Copy all of the records below verbatim.

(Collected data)
--- --- ---

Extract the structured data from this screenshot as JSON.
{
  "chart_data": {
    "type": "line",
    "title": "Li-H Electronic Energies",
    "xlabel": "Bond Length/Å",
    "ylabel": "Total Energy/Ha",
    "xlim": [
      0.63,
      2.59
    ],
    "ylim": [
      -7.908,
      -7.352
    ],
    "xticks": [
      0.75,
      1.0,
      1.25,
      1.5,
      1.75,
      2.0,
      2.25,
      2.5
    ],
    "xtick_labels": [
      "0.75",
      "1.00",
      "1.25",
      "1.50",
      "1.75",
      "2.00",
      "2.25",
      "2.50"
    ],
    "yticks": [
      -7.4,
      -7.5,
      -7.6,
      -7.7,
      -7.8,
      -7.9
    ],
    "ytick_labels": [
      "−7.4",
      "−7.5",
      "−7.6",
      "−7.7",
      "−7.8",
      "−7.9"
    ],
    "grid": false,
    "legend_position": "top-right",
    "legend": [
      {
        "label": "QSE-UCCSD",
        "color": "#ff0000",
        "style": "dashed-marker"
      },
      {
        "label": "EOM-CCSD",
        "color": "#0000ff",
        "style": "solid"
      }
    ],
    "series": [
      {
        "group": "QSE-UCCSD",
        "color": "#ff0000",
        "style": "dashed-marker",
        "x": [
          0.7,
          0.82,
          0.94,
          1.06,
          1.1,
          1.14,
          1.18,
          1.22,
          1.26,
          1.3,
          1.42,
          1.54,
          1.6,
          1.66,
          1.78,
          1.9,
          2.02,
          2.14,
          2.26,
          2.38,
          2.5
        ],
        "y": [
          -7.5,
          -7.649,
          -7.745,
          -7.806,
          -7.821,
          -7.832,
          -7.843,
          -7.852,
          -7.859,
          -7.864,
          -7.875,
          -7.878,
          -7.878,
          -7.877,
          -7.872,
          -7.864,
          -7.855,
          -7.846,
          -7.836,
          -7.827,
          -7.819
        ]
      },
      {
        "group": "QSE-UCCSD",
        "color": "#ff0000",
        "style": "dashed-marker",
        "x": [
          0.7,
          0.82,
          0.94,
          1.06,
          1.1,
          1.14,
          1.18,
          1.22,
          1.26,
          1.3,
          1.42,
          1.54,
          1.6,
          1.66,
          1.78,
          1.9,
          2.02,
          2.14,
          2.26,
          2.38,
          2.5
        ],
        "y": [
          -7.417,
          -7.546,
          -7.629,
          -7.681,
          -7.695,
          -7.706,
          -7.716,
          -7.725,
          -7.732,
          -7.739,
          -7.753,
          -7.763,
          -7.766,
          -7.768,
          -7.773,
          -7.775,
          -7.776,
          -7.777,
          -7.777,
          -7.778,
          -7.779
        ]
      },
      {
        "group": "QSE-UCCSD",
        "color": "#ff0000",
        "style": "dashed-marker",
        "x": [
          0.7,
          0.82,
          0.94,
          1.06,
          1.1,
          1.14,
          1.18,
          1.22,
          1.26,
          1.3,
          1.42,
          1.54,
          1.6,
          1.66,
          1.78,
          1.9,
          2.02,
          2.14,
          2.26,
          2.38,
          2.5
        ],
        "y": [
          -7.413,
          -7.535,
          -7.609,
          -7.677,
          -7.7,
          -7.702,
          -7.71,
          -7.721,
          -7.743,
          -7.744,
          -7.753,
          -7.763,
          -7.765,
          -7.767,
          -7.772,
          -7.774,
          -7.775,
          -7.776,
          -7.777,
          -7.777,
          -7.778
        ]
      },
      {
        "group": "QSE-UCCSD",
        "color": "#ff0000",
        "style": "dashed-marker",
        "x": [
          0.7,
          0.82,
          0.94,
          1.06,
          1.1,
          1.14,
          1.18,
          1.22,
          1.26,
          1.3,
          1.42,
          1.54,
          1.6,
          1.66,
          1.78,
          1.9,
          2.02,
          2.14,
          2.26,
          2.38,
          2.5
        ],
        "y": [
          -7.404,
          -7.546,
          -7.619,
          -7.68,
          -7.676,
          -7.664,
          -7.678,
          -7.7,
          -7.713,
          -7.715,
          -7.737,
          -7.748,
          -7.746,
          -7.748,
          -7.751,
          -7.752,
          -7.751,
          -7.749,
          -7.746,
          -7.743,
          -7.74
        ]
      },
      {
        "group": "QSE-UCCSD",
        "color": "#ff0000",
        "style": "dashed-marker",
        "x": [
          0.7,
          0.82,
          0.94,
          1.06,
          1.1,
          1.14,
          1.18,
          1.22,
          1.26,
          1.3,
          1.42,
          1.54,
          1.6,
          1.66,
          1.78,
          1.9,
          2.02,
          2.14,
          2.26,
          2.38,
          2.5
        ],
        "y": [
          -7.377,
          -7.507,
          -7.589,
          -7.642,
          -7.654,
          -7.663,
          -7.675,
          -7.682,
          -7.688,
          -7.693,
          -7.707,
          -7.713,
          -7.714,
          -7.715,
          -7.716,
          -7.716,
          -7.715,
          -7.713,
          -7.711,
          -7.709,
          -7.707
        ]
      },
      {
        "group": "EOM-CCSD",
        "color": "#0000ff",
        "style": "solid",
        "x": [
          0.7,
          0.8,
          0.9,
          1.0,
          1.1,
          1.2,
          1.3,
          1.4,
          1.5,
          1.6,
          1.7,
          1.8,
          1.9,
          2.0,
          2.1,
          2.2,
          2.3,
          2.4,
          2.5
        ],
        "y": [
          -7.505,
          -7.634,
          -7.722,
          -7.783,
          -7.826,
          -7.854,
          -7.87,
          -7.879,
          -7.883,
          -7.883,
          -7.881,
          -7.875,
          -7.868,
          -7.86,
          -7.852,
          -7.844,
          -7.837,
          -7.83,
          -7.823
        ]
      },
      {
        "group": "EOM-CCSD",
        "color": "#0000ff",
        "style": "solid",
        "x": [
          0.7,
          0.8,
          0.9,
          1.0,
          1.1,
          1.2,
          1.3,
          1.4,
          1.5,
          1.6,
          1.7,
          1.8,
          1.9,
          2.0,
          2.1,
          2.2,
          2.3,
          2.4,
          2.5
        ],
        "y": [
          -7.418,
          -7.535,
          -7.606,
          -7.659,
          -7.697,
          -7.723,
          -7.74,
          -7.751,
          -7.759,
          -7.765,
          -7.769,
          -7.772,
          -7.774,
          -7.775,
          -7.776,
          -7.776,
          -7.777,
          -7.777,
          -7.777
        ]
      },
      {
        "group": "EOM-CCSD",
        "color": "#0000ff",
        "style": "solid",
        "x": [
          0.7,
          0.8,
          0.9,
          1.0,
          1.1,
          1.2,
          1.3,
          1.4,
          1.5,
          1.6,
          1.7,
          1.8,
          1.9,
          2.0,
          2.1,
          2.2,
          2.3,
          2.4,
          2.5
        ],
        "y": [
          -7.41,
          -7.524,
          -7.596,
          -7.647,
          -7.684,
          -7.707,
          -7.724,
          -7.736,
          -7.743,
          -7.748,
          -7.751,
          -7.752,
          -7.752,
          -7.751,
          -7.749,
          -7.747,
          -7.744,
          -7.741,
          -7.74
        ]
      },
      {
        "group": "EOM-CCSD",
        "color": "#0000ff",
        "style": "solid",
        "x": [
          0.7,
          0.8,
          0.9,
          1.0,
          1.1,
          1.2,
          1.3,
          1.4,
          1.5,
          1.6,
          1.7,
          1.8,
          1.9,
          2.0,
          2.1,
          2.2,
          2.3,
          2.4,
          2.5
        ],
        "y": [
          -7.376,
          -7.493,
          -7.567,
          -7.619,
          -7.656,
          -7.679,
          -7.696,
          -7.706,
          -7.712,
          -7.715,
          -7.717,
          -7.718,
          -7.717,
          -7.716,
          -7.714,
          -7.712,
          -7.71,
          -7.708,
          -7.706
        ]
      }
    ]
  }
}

--- --- ---

> [ANSWER TO THIS EXERCISE]:
Extract the structured data from this screenshot as JSON.
{
  "chart_data": {
    "type": "line",
    "title": "Li-H Electronic Energies",
    "xlabel": "Bond Length/Å",
    "ylabel": "Total Energy/Ha",
    "xlim": [
      0.63,
      2.59
    ],
    "ylim": [
      -7.908,
      -7.352
    ],
    "xticks": [
      0.75,
      1.0,
      1.25,
      1.5,
      1.75,
      2.0,
      2.25,
      2.5
    ],
    "xtick_labels": [
      "0.75",
      "1.00",
      "1.25",
      "1.50",
      "1.75",
      "2.00",
      "2.25",
      "2.50"
    ],
    "yticks": [
      -7.4,
      -7.5,
      -7.6,
      -7.7,
      -7.8,
      -7.9
    ],
    "ytick_labels": [
      "−7.4",
      "−7.5",
      "−7.6",
      "−7.7",
      "−7.8",
      "−7.9"
    ],
    "grid": false,
    "legend_position": "top-right",
    "legend": [
      {
        "label": "QSE-UCCSD",
        "color": "#ff0000",
        "style": "dashed-marker"
      },
      {
        "label": "EOM-CCSD",
        "color": "#0000ff",
        "style": "solid"
      }
    ],
    "series": [
      {
        "group": "QSE-UCCSD",
        "color": "#ff0000",
        "style": "dashed-marker",
        "x": [
          0.7,
          0.82,
          0.94,
          1.06,
          1.1,
          1.14,
          1.18,
          1.22,
          1.26,
          1.3,
          1.42,
          1.54,
          1.6,
          1.66,
          1.78,
          1.9,
          2.02,
          2.14,
          2.26,
          2.38,
          2.5
        ],
        "y": [
          -7.5,
          -7.649,
          -7.745,
          -7.806,
          -7.821,
          -7.832,
          -7.843,
          -7.852,
          -7.859,
          -7.864,
          -7.875,
          -7.878,
          -7.878,
          -7.877,
          -7.872,
          -7.864,
          -7.855,
          -7.846,
          -7.836,
          -7.827,
          -7.819
        ]
      },
      {
        "group": "QSE-UCCSD",
        "color": "#ff0000",
        "style": "dashed-marker",
        "x": [
          0.7,
          0.82,
          0.94,
          1.06,
          1.1,
          1.14,
          1.18,
          1.22,
          1.26,
          1.3,
          1.42,
          1.54,
          1.6,
          1.66,
          1.78,
          1.9,
          2.02,
          2.14,
          2.26,
          2.38,
          2.5
        ],
        "y": [
          -7.417,
          -7.546,
          -7.629,
          -7.681,
          -7.695,
          -7.706,
          -7.716,
          -7.725,
          -7.732,
          -7.739,
          -7.753,
          -7.763,
          -7.766,
          -7.768,
          -7.773,
          -7.775,
          -7.776,
          -7.777,
          -7.777,
          -7.778,
          -7.779
        ]
      },
      {
        "group": "QSE-UCCSD",
        "color": "#ff0000",
        "style": "dashed-marker",
        "x": [
          0.7,
          0.82,
          0.94,
          1.06,
          1.1,
          1.14,
          1.18,
          1.22,
          1.26,
          1.3,
          1.42,
          1.54,
          1.6,
          1.66,
          1.78,
          1.9,
          2.02,
          2.14,
          2.26,
          2.38,
          2.5
        ],
        "y": [
          -7.413,
          -7.535,
          -7.609,
          -7.677,
          -7.7,
          -7.702,
          -7.71,
          -7.721,
          -7.743,
          -7.744,
          -7.753,
          -7.763,
          -7.765,
          -7.767,
          -7.772,
          -7.774,
          -7.775,
          -7.776,
          -7.777,
          -7.777,
          -7.778
        ]
      },
      {
        "group": "QSE-UCCSD",
        "color": "#ff0000",
        "style": "dashed-marker",
        "x": [
          0.7,
          0.82,
          0.94,
          1.06,
          1.1,
          1.14,
          1.18,
          1.22,
          1.26,
          1.3,
          1.42,
          1.54,
          1.6,
          1.66,
          1.78,
          1.9,
          2.02,
          2.14,
          2.26,
          2.38,
          2.5
        ],
        "y": [
          -7.404,
          -7.546,
          -7.619,
          -7.68,
          -7.676,
          -7.664,
          -7.678,
          -7.7,
          -7.713,
          -7.715,
          -7.737,
          -7.748,
          -7.746,
          -7.748,
          -7.751,
          -7.752,
          -7.751,
          -7.749,
          -7.746,
          -7.743,
          -7.74
        ]
      },
      {
        "group": "QSE-UCCSD",
        "color": "#ff0000",
        "style": "dashed-marker",
        "x": [
          0.7,
          0.82,
          0.94,
          1.06,
          1.1,
          1.14,
          1.18,
          1.22,
          1.26,
          1.3,
          1.42,
          1.54,
          1.6,
          1.66,
          1.78,
          1.9,
          2.02,
          2.14,
          2.26,
          2.38,
          2.5
        ],
        "y": [
          -7.377,
          -7.507,
          -7.589,
          -7.642,
          -7.654,
          -7.663,
          -7.675,
          -7.682,
          -7.688,
          -7.693,
          -7.707,
          -7.713,
          -7.714,
          -7.715,
          -7.716,
          -7.716,
          -7.715,
          -7.713,
          -7.711,
          -7.709,
          -7.707
        ]
      },
      {
        "group": "EOM-CCSD",
        "color": "#0000ff",
        "style": "solid",
        "x": [
          0.7,
          0.8,
          0.9,
          1.0,
          1.1,
          1.2,
          1.3,
          1.4,
          1.5,
          1.6,
          1.7,
          1.8,
          1.9,
          2.0,
          2.1,
          2.2,
          2.3,
          2.4,
          2.5
        ],
        "y": [
          -7.505,
          -7.634,
          -7.722,
          -7.783,
          -7.826,
          -7.854,
          -7.87,
          -7.879,
          -7.883,
          -7.883,
          -7.881,
          -7.875,
          -7.868,
          -7.86,
          -7.852,
          -7.844,
          -7.837,
          -7.83,
          -7.823
        ]
      },
      {
        "group": "EOM-CCSD",
        "color": "#0000ff",
        "style": "solid",
        "x": [
          0.7,
          0.8,
          0.9,
          1.0,
          1.1,
          1.2,
          1.3,
          1.4,
          1.5,
          1.6,
          1.7,
          1.8,
          1.9,
          2.0,
          2.1,
          2.2,
          2.3,
          2.4,
          2.5
        ],
        "y": [
          -7.418,
          -7.535,
          -7.606,
          -7.659,
          -7.697,
          -7.723,
          -7.74,
          -7.751,
          -7.759,
          -7.765,
          -7.769,
          -7.772,
          -7.774,
          -7.775,
          -7.776,
          -7.776,
          -7.777,
          -7.777,
          -7.777
        ]
      },
      {
        "group": "EOM-CCSD",
        "color": "#0000ff",
        "style": "solid",
        "x": [
          0.7,
          0.8,
          0.9,
          1.0,
          1.1,
          1.2,
          1.3,
          1.4,
          1.5,
          1.6,
          1.7,
          1.8,
          1.9,
          2.0,
          2.1,
          2.2,
          2.3,
          2.4,
          2.5
        ],
        "y": [
          -7.41,
          -7.524,
          -7.596,
          -7.647,
          -7.684,
          -7.707,
          -7.724,
          -7.736,
          -7.743,
          -7.748,
          -7.751,
          -7.752,
          -7.752,
          -7.751,
          -7.749,
          -7.747,
          -7.744,
          -7.741,
          -7.74
        ]
      },
      {
        "group": "EOM-CCSD",
        "color": "#0000ff",
        "style": "solid",
        "x": [
          0.7,
          0.8,
          0.9,
          1.0,
          1.1,
          1.2,
          1.3,
          1.4,
          1.5,
          1.6,
          1.7,
          1.8,
          1.9,
          2.0,
          2.1,
          2.2,
          2.3,
          2.4,
          2.5
        ],
        "y": [
          -7.376,
          -7.493,
          -7.567,
          -7.619,
          -7.656,
          -7.679,
          -7.696,
          -7.706,
          -7.712,
          -7.715,
          -7.717,
          -7.718,
          -7.717,
          -7.716,
          -7.714,
          -7.712,
          -7.71,
          -7.708,
          -7.706
        ]
      }
    ]
  }
}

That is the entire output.